What you are asked to do:
Among the entries, which lines carry the string "Опыт"? Copy each of them.

Stored data:
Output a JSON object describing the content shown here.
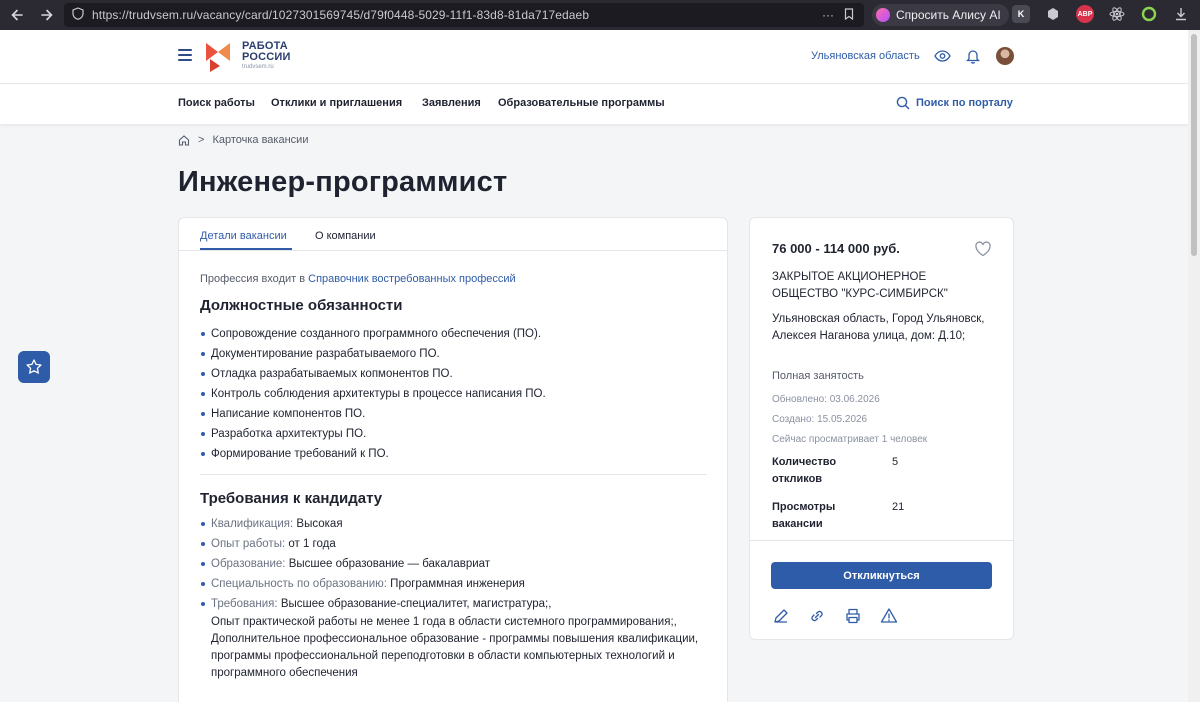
{
  "browser": {
    "url": "https://trudvsem.ru/vacancy/card/1027301569745/d79f0448-5029-11f1-83d8-81da717edaeb",
    "alice_label": "Спросить Алису AI",
    "ext_abp": "ABP"
  },
  "header": {
    "logo_line1": "РАБОТА",
    "logo_line2": "РОССИИ",
    "logo_line3": "trudvsem.ru",
    "region": "Ульяновская область"
  },
  "nav": {
    "items": [
      "Поиск работы",
      "Отклики и приглашения",
      "Заявления",
      "Образовательные программы"
    ],
    "portal_search": "Поиск по порталу"
  },
  "breadcrumb": {
    "separator": ">",
    "current": "Карточка вакансии"
  },
  "page_title": "Инженер-программист",
  "tabs": [
    "Детали вакансии",
    "О компании"
  ],
  "profession": {
    "prefix": "Профессия входит в",
    "link": "Справочник востребованных профессий"
  },
  "duties": {
    "title": "Должностные обязанности",
    "items": [
      "Сопровождение созданного программного обеспечения (ПО).",
      "Документирование разрабатываемого ПО.",
      "Отладка разрабатываемых копмонентов ПО.",
      "Контроль соблюдения архитектуры в процессе написания ПО.",
      "Написание компонентов ПО.",
      "Разработка архитектуры ПО.",
      "Формирование требований к ПО."
    ]
  },
  "requirements": {
    "title": "Требования к кандидату",
    "items": [
      {
        "label": "Квалификация:",
        "value": "Высокая"
      },
      {
        "label": "Опыт работы:",
        "value": "от 1 года"
      },
      {
        "label": "Образование:",
        "value": "Высшее образование — бакалавриат"
      },
      {
        "label": "Специальность по образованию:",
        "value": "Программная инженерия"
      },
      {
        "label": "Требования:",
        "value": "Высшее образование-специалитет, магистратура;,"
      }
    ],
    "extra_lines": [
      "Опыт практической работы не менее 1 года в области системного программирования;,",
      "Дополнительное профессиональное образование - программы повышения квалификации, программы профессиональной переподготовки в области компьютерных технологий и программного обеспечения"
    ]
  },
  "vacancy": {
    "salary": "76 000 - 114 000 руб.",
    "company": "ЗАКРЫТОЕ АКЦИОНЕРНОЕ ОБЩЕСТВО \"КУРС-СИМБИРСК\"",
    "address": "Ульяновская область, Город Ульяновск, Алексея Наганова улица, дом: Д.10;",
    "employment": "Полная занятость",
    "updated": "Обновлено: 03.06.2026",
    "created": "Создано: 15.05.2026",
    "viewing_now": "Сейчас просматривает 1 человек",
    "responses_label": "Количество откликов",
    "responses_value": "5",
    "views_label": "Просмотры вакансии",
    "views_value": "21",
    "respond_button": "Откликнуться"
  },
  "colors": {
    "brand_blue": "#2f5ca8",
    "logo_orange": "#e8523f",
    "title_text": "#1f2330"
  }
}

Solution to the problem:
        "label": "Опыт работы:",
      "Опыт практической работы не менее 1 года в области системного программирования;,",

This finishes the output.